Start PROVIDED DATA

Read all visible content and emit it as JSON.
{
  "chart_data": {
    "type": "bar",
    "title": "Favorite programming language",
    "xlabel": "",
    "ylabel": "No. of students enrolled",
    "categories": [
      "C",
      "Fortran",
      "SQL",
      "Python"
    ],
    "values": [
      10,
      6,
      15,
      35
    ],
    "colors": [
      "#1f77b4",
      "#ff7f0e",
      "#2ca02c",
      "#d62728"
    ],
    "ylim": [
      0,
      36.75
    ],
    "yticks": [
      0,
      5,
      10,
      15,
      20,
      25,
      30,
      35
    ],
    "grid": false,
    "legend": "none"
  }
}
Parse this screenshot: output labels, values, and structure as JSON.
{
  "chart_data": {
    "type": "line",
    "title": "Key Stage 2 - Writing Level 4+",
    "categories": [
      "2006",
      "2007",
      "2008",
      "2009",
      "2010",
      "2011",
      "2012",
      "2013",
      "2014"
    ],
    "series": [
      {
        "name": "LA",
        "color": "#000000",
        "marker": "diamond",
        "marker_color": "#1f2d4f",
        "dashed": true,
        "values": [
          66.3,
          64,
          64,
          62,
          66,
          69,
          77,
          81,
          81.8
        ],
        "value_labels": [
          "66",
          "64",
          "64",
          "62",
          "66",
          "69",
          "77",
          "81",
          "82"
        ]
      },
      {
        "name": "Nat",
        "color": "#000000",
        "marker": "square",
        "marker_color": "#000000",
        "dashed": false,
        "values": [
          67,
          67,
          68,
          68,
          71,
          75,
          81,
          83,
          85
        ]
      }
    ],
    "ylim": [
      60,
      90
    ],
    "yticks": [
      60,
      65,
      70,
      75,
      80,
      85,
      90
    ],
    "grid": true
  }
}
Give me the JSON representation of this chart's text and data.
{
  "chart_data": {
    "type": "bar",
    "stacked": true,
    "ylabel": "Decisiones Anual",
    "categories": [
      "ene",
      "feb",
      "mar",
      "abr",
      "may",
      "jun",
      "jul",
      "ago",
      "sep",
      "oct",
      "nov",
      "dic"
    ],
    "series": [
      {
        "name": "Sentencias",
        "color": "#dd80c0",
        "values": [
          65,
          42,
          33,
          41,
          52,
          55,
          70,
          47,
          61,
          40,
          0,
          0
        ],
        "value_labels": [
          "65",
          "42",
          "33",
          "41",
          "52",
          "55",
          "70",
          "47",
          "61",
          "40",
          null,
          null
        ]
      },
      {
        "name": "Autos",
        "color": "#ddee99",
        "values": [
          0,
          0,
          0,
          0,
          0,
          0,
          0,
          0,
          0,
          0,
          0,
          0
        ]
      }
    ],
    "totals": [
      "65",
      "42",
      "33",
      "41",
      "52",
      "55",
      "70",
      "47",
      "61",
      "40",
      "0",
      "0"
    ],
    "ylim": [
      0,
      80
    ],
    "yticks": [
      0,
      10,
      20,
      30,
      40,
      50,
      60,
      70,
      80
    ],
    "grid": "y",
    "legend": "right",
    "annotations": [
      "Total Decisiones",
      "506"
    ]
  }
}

End PROVIDED DATA

> [WHAT THE TASK ASKS] Above are some records. Print them all exactly.

> [TASK ANSWER]
Read all visible content and emit it as JSON.
{
  "chart_data": {
    "type": "bar",
    "title": "Favorite programming language",
    "xlabel": "",
    "ylabel": "No. of students enrolled",
    "categories": [
      "C",
      "Fortran",
      "SQL",
      "Python"
    ],
    "values": [
      10,
      6,
      15,
      35
    ],
    "colors": [
      "#1f77b4",
      "#ff7f0e",
      "#2ca02c",
      "#d62728"
    ],
    "ylim": [
      0,
      36.75
    ],
    "yticks": [
      0,
      5,
      10,
      15,
      20,
      25,
      30,
      35
    ],
    "grid": false,
    "legend": "none"
  }
}
Parse this screenshot: output labels, values, and structure as JSON.
{
  "chart_data": {
    "type": "line",
    "title": "Key Stage 2 - Writing Level 4+",
    "categories": [
      "2006",
      "2007",
      "2008",
      "2009",
      "2010",
      "2011",
      "2012",
      "2013",
      "2014"
    ],
    "series": [
      {
        "name": "LA",
        "color": "#000000",
        "marker": "diamond",
        "marker_color": "#1f2d4f",
        "dashed": true,
        "values": [
          66.3,
          64,
          64,
          62,
          66,
          69,
          77,
          81,
          81.8
        ],
        "value_labels": [
          "66",
          "64",
          "64",
          "62",
          "66",
          "69",
          "77",
          "81",
          "82"
        ]
      },
      {
        "name": "Nat",
        "color": "#000000",
        "marker": "square",
        "marker_color": "#000000",
        "dashed": false,
        "values": [
          67,
          67,
          68,
          68,
          71,
          75,
          81,
          83,
          85
        ]
      }
    ],
    "ylim": [
      60,
      90
    ],
    "yticks": [
      60,
      65,
      70,
      75,
      80,
      85,
      90
    ],
    "grid": true
  }
}
Give me the JSON representation of this chart's text and data.
{
  "chart_data": {
    "type": "bar",
    "stacked": true,
    "ylabel": "Decisiones Anual",
    "categories": [
      "ene",
      "feb",
      "mar",
      "abr",
      "may",
      "jun",
      "jul",
      "ago",
      "sep",
      "oct",
      "nov",
      "dic"
    ],
    "series": [
      {
        "name": "Sentencias",
        "color": "#dd80c0",
        "values": [
          65,
          42,
          33,
          41,
          52,
          55,
          70,
          47,
          61,
          40,
          0,
          0
        ],
        "value_labels": [
          "65",
          "42",
          "33",
          "41",
          "52",
          "55",
          "70",
          "47",
          "61",
          "40",
          null,
          null
        ]
      },
      {
        "name": "Autos",
        "color": "#ddee99",
        "values": [
          0,
          0,
          0,
          0,
          0,
          0,
          0,
          0,
          0,
          0,
          0,
          0
        ]
      }
    ],
    "totals": [
      "65",
      "42",
      "33",
      "41",
      "52",
      "55",
      "70",
      "47",
      "61",
      "40",
      "0",
      "0"
    ],
    "ylim": [
      0,
      80
    ],
    "yticks": [
      0,
      10,
      20,
      30,
      40,
      50,
      60,
      70,
      80
    ],
    "grid": "y",
    "legend": "right",
    "annotations": [
      "Total Decisiones",
      "506"
    ]
  }
}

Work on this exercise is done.